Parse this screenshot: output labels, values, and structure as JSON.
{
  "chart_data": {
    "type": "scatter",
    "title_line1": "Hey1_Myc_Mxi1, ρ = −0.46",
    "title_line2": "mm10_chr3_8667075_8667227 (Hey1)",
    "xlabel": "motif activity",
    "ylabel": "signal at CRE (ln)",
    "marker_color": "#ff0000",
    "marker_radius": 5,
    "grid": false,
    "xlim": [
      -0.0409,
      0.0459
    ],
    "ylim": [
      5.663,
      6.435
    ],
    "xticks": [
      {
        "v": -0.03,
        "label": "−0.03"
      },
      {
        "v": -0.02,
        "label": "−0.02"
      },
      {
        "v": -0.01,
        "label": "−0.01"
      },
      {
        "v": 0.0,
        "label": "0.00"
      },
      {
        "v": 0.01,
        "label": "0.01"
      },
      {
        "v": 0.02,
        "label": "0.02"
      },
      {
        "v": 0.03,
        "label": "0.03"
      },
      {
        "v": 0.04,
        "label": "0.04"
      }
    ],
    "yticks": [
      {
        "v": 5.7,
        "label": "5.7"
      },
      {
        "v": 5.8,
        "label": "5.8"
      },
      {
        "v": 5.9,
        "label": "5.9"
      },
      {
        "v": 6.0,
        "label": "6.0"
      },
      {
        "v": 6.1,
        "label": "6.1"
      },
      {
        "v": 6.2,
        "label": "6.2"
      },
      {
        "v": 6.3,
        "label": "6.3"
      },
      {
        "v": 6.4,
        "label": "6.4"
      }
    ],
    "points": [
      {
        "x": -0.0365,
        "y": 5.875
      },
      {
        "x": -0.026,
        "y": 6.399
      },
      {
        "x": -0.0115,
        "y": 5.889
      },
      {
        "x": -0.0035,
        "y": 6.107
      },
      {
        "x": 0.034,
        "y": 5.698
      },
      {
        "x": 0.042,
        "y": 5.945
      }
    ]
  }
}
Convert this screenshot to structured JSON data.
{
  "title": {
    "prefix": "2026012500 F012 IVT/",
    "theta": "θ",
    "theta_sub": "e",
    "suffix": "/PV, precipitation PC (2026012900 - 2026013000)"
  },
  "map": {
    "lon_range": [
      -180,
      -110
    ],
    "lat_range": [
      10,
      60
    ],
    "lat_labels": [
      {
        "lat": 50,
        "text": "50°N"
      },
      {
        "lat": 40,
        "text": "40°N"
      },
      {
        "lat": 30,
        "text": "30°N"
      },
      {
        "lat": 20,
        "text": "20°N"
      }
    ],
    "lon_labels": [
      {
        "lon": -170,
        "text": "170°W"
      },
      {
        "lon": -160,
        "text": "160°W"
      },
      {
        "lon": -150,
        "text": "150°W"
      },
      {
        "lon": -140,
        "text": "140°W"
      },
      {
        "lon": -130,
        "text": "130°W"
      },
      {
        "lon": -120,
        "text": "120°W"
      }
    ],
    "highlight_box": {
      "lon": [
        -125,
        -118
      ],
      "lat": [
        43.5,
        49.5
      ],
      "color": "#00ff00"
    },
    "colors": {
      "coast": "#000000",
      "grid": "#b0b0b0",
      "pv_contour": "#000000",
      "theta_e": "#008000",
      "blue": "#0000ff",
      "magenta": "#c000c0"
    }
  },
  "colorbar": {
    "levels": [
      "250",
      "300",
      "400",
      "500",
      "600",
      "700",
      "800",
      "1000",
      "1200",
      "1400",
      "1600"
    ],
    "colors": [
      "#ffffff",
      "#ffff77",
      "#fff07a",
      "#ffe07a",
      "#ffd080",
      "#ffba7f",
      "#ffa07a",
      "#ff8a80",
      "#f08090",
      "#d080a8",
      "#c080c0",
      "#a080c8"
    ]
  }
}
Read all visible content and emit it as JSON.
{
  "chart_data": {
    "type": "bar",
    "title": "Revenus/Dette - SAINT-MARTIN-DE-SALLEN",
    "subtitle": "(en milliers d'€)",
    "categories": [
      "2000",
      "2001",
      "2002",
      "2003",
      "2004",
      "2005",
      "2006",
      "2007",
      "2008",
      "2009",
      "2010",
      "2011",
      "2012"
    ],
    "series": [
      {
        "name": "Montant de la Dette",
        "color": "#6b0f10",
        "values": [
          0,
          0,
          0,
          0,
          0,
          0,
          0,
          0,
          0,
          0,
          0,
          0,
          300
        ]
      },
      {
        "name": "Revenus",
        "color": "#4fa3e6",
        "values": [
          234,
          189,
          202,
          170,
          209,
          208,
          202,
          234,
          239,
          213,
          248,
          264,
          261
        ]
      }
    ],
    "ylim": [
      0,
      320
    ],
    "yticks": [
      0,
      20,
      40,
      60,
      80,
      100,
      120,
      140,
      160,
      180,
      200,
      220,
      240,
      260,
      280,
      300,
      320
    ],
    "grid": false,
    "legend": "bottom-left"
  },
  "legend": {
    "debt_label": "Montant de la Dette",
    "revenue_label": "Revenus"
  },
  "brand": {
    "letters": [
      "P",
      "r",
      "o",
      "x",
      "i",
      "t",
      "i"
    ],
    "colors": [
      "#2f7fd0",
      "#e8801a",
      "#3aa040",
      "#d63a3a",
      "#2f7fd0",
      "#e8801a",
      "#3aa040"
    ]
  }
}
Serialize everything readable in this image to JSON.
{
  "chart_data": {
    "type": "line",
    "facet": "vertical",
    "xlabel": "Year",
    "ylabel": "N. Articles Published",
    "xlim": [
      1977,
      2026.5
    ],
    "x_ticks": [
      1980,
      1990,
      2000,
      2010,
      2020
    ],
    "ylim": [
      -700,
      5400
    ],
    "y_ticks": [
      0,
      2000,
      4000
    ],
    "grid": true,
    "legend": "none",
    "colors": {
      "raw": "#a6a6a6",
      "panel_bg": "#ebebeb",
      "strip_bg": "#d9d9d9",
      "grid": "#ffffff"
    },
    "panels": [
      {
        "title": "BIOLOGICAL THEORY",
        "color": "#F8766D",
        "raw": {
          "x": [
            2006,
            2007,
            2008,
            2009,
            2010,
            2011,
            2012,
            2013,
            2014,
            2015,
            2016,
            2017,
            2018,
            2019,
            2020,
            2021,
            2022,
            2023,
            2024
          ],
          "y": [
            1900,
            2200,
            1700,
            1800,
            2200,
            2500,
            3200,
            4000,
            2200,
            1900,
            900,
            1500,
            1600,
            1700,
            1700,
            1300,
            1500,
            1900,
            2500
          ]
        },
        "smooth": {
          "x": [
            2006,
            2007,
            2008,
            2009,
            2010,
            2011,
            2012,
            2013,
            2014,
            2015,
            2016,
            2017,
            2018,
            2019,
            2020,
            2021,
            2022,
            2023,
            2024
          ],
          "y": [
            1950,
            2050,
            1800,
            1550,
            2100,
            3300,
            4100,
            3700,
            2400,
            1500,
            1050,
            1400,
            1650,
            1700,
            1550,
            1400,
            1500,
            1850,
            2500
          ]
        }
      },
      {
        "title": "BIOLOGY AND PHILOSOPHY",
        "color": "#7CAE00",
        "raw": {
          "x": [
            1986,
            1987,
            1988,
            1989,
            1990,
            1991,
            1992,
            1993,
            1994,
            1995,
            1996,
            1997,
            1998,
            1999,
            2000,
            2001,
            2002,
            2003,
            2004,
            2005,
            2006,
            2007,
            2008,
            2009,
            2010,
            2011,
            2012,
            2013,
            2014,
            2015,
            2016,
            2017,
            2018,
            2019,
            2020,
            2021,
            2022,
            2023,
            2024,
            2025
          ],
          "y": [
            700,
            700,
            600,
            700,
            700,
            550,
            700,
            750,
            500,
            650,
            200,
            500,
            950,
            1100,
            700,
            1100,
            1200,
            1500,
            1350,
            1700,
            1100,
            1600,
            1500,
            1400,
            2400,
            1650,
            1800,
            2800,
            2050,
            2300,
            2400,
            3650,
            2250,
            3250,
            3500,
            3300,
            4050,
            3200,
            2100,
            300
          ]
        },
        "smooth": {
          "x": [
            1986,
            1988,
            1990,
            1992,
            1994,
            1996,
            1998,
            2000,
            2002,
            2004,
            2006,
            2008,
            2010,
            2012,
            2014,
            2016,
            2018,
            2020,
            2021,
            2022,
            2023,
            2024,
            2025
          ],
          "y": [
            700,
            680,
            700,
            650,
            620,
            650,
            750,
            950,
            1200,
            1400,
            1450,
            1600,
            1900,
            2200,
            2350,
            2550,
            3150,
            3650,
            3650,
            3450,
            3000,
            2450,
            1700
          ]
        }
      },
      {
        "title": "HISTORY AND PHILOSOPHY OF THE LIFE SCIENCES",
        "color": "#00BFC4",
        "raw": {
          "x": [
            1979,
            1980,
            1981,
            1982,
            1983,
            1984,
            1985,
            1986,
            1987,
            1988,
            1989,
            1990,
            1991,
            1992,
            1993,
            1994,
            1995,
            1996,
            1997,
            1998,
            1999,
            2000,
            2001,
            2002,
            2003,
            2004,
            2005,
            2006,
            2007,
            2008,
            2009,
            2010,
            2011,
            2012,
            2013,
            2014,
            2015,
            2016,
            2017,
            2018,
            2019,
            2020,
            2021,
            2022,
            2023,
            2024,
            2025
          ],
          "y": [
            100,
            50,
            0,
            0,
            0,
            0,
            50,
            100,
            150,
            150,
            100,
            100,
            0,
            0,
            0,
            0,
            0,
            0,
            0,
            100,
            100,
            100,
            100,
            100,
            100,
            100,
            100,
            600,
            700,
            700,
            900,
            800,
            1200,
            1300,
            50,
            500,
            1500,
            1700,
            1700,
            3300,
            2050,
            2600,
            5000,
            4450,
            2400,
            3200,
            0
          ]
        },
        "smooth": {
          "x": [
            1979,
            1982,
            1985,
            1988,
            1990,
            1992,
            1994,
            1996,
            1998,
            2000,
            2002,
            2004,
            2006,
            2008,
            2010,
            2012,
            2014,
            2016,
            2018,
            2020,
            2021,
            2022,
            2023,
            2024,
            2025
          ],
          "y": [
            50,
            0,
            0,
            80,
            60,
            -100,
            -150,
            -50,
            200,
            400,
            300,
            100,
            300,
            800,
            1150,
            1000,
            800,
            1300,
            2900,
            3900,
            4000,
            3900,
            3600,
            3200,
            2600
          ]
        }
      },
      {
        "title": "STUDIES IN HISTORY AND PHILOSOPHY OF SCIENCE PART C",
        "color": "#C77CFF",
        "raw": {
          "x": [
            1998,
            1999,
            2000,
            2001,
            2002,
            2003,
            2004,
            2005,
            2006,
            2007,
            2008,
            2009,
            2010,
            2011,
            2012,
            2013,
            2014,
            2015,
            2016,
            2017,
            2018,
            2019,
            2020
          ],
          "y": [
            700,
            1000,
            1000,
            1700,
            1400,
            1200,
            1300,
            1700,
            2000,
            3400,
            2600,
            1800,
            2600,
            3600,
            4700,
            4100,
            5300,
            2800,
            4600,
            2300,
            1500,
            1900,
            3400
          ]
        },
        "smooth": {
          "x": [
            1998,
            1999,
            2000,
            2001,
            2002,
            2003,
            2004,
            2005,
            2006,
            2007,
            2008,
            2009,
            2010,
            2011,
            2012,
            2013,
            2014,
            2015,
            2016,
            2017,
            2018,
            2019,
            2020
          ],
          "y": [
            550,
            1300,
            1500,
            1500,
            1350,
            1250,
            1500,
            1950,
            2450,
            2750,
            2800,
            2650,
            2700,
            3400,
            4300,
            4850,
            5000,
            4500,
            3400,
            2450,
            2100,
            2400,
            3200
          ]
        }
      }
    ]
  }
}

####

Stated problem: Your answer should be a single number: the count of lines holding the word "text".

Completed exercise: 10